(Stored data)
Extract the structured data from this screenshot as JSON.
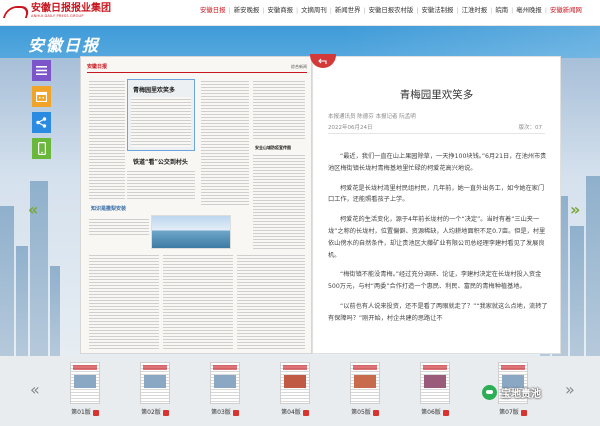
{
  "brand": {
    "name": "安徽日报报业集团",
    "en": "ANHUI DAILY PRESS GROUP"
  },
  "nav": {
    "items": [
      {
        "label": "安徽日报",
        "active": true
      },
      {
        "label": "新安晚报"
      },
      {
        "label": "安徽商报"
      },
      {
        "label": "文摘周刊"
      },
      {
        "label": "新闻世界"
      },
      {
        "label": "安徽日报农村版"
      },
      {
        "label": "安徽法制报"
      },
      {
        "label": "江淮时报"
      },
      {
        "label": "皖南"
      },
      {
        "label": "亳州晚报"
      },
      {
        "label": "安徽新闻网",
        "active": true
      }
    ]
  },
  "header": {
    "title": "安徽日报"
  },
  "tools": [
    "menu-icon",
    "calendar-icon",
    "share-icon",
    "mobile-icon"
  ],
  "newspaper": {
    "masthead": "安徽日报",
    "section": "综合新闻",
    "headlines": [
      "青梅园里欢笑多",
      "铁道“看”公交到村头",
      "知识是撒梨安装"
    ],
    "photo_caption": "安全山城防疫宣传图"
  },
  "article": {
    "title": "青梅园里欢笑多",
    "meta": "本报通讯员 陈德芬 本报记者 阮孟明",
    "date": "2022年06月24日",
    "views": "版次：07",
    "paragraphs": [
      "“最近，我们一直在山上果园除草，一天挣100块钱。”6月21日，在池州市贵池区梅街镇长垅村青梅基地里忙碌的柯爱花高兴地说。",
      "柯爱花是长垅村湾里村民组村民，几年前，她一直外出务工，如今她在家门口工作，还能照看孩子上学。",
      "柯爱花的生活变化，源于4年前长垅村的一个“决定”。当时有着“三山夹一垅”之称的长垅村，位置偏僻、资源稀缺，人均耕地面积不足0.7亩。但是，村里依山傍水的自然条件，却让贵池区大藤矿业有限公司总经理李建村看见了发展良机。",
      "“梅街镇不能没青梅。”经过充分调研、论证，李建村决定在长垅村投入资金500万元，与村“两委”合作打造一个惠民、利民、富民的青梅种植基地。",
      "“以前也有人说来投资，还不是看了两眼就走了？”“我家就这么点地，流转了有保障吗？”刚开始，村企共建的思路让不"
    ]
  },
  "thumbnails": [
    {
      "label": "第01版"
    },
    {
      "label": "第02版"
    },
    {
      "label": "第03版"
    },
    {
      "label": "第04版"
    },
    {
      "label": "第05版"
    },
    {
      "label": "第06版"
    },
    {
      "label": "第07版"
    }
  ],
  "watermark": {
    "text": "宝地贵池"
  }
}
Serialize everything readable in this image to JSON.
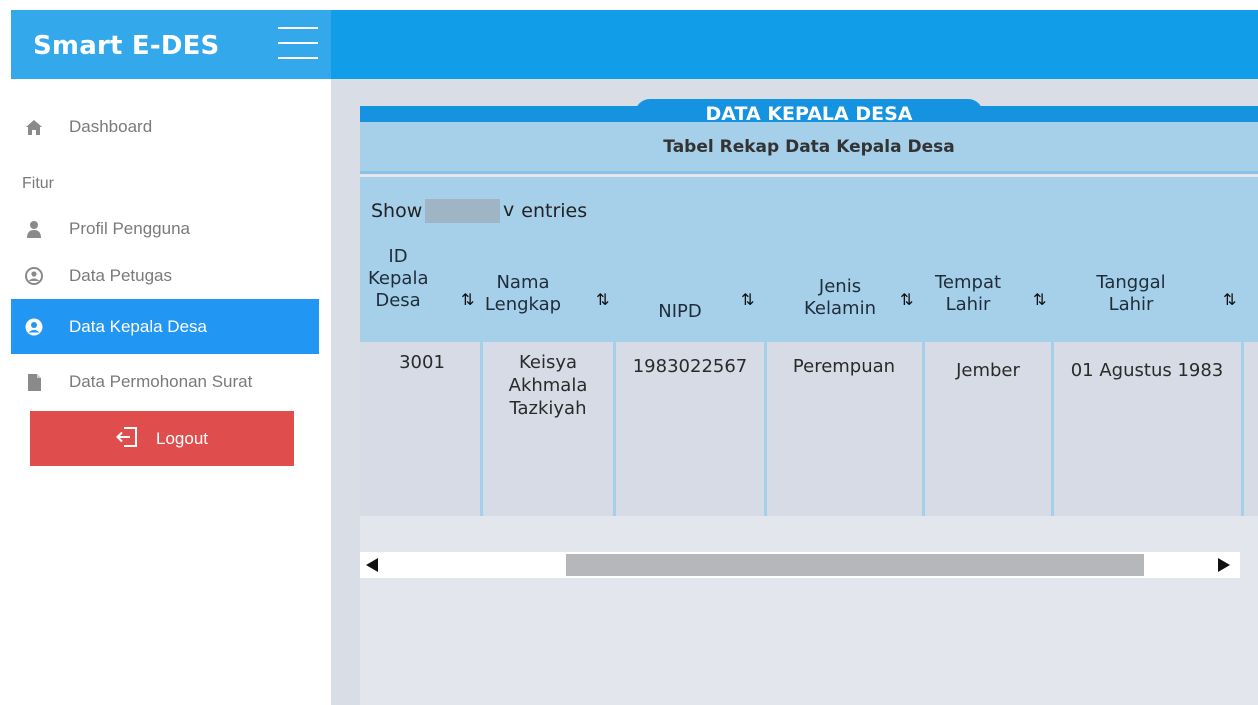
{
  "app": {
    "title": "Smart E-DES"
  },
  "sidebar": {
    "items": [
      {
        "label": "Dashboard",
        "icon": "home-icon"
      },
      {
        "label": "Profil Pengguna",
        "icon": "user-icon"
      },
      {
        "label": "Data  Petugas",
        "icon": "staff-icon"
      },
      {
        "label": "Data  Kepala Desa",
        "icon": "user-circle-icon",
        "active": true
      },
      {
        "label": "Data Permohonan Surat",
        "icon": "file-icon"
      }
    ],
    "section_label": "Fitur",
    "logout_label": "Logout"
  },
  "panel": {
    "title": "DATA KEPALA DESA",
    "subtitle": "Tabel Rekap Data Kepala Desa",
    "show_prefix": "Show",
    "show_value": "",
    "show_caret": "v",
    "show_suffix": "entries"
  },
  "table": {
    "columns": [
      {
        "key": "id",
        "label": "ID Kepala Desa"
      },
      {
        "key": "nama",
        "label": "Nama Lengkap"
      },
      {
        "key": "nipd",
        "label": "NIPD"
      },
      {
        "key": "jk",
        "label": "Jenis Kelamin"
      },
      {
        "key": "tempat",
        "label": "Tempat Lahir"
      },
      {
        "key": "tanggal",
        "label": "Tanggal Lahir"
      }
    ],
    "header_lines": {
      "id": [
        "ID",
        "Kepala",
        "Desa"
      ],
      "nama": [
        "Nama",
        "Lengkap"
      ],
      "nipd": [
        "NIPD"
      ],
      "jk": [
        "Jenis",
        "Kelamin"
      ],
      "tempat": [
        "Tempat",
        "Lahir"
      ],
      "tanggal": [
        "Tanggal",
        "Lahir"
      ]
    },
    "sort_icon": "⇅",
    "rows": [
      {
        "id": "3001",
        "nama_lines": [
          "Keisya",
          "Akhmala",
          "Tazkiyah"
        ],
        "nipd": "1983022567",
        "jk": "Perempuan",
        "tempat": "Jember",
        "tanggal": "01 Agustus 1983"
      }
    ]
  },
  "colors": {
    "topbar": "#129de8",
    "brand_bg": "#33a9eb",
    "active_nav": "#2196f3",
    "logout": "#e04d4d",
    "table_header": "#a6cfea"
  }
}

→ Problem description:
Write out all the entries word for word, but skip any images.

→ Answer to this task:
Extract the structured data from this screenshot as JSON.
{
  "brand": {
    "name": "安徽日报报业集团",
    "en": "ANHUI DAILY PRESS GROUP"
  },
  "nav": {
    "items": [
      {
        "label": "安徽日报",
        "active": true
      },
      {
        "label": "新安晚报"
      },
      {
        "label": "安徽商报"
      },
      {
        "label": "文摘周刊"
      },
      {
        "label": "新闻世界"
      },
      {
        "label": "安徽日报农村版"
      },
      {
        "label": "安徽法制报"
      },
      {
        "label": "江淮时报"
      },
      {
        "label": "皖南"
      },
      {
        "label": "亳州晚报"
      },
      {
        "label": "安徽新闻网",
        "active": true
      }
    ]
  },
  "header": {
    "title": "安徽日报"
  },
  "tools": [
    "menu-icon",
    "calendar-icon",
    "share-icon",
    "mobile-icon"
  ],
  "newspaper": {
    "masthead": "安徽日报",
    "section": "综合新闻",
    "headlines": [
      "青梅园里欢笑多",
      "铁道“看”公交到村头",
      "知识是撒梨安装"
    ],
    "photo_caption": "安全山城防疫宣传图"
  },
  "article": {
    "title": "青梅园里欢笑多",
    "meta": "本报通讯员 陈德芬 本报记者 阮孟明",
    "date": "2022年06月24日",
    "views": "版次：07",
    "paragraphs": [
      "“最近，我们一直在山上果园除草，一天挣100块钱。”6月21日，在池州市贵池区梅街镇长垅村青梅基地里忙碌的柯爱花高兴地说。",
      "柯爱花是长垅村湾里村民组村民，几年前，她一直外出务工，如今她在家门口工作，还能照看孩子上学。",
      "柯爱花的生活变化，源于4年前长垅村的一个“决定”。当时有着“三山夹一垅”之称的长垅村，位置偏僻、资源稀缺，人均耕地面积不足0.7亩。但是，村里依山傍水的自然条件，却让贵池区大藤矿业有限公司总经理李建村看见了发展良机。",
      "“梅街镇不能没青梅。”经过充分调研、论证，李建村决定在长垅村投入资金500万元，与村“两委”合作打造一个惠民、利民、富民的青梅种植基地。",
      "“以前也有人说来投资，还不是看了两眼就走了？”“我家就这么点地，流转了有保障吗？”刚开始，村企共建的思路让不"
    ]
  },
  "thumbnails": [
    {
      "label": "第01版"
    },
    {
      "label": "第02版"
    },
    {
      "label": "第03版"
    },
    {
      "label": "第04版"
    },
    {
      "label": "第05版"
    },
    {
      "label": "第06版"
    },
    {
      "label": "第07版"
    }
  ],
  "watermark": {
    "text": "宝地贵池"
  }
}
Serialize everything readable in this image to JSON.
{
  "app": {
    "title": "Smart E-DES"
  },
  "sidebar": {
    "items": [
      {
        "label": "Dashboard",
        "icon": "home-icon"
      },
      {
        "label": "Profil Pengguna",
        "icon": "user-icon"
      },
      {
        "label": "Data  Petugas",
        "icon": "staff-icon"
      },
      {
        "label": "Data  Kepala Desa",
        "icon": "user-circle-icon",
        "active": true
      },
      {
        "label": "Data Permohonan Surat",
        "icon": "file-icon"
      }
    ],
    "section_label": "Fitur",
    "logout_label": "Logout"
  },
  "panel": {
    "title": "DATA KEPALA DESA",
    "subtitle": "Tabel Rekap Data Kepala Desa",
    "show_prefix": "Show",
    "show_value": "",
    "show_caret": "v",
    "show_suffix": "entries"
  },
  "table": {
    "columns": [
      {
        "key": "id",
        "label": "ID Kepala Desa"
      },
      {
        "key": "nama",
        "label": "Nama Lengkap"
      },
      {
        "key": "nipd",
        "label": "NIPD"
      },
      {
        "key": "jk",
        "label": "Jenis Kelamin"
      },
      {
        "key": "tempat",
        "label": "Tempat Lahir"
      },
      {
        "key": "tanggal",
        "label": "Tanggal Lahir"
      }
    ],
    "header_lines": {
      "id": [
        "ID",
        "Kepala",
        "Desa"
      ],
      "nama": [
        "Nama",
        "Lengkap"
      ],
      "nipd": [
        "NIPD"
      ],
      "jk": [
        "Jenis",
        "Kelamin"
      ],
      "tempat": [
        "Tempat",
        "Lahir"
      ],
      "tanggal": [
        "Tanggal",
        "Lahir"
      ]
    },
    "sort_icon": "⇅",
    "rows": [
      {
        "id": "3001",
        "nama_lines": [
          "Keisya",
          "Akhmala",
          "Tazkiyah"
        ],
        "nipd": "1983022567",
        "jk": "Perempuan",
        "tempat": "Jember",
        "tanggal": "01 Agustus 1983"
      }
    ]
  },
  "colors": {
    "topbar": "#129de8",
    "brand_bg": "#33a9eb",
    "active_nav": "#2196f3",
    "logout": "#e04d4d",
    "table_header": "#a6cfea"
  }
}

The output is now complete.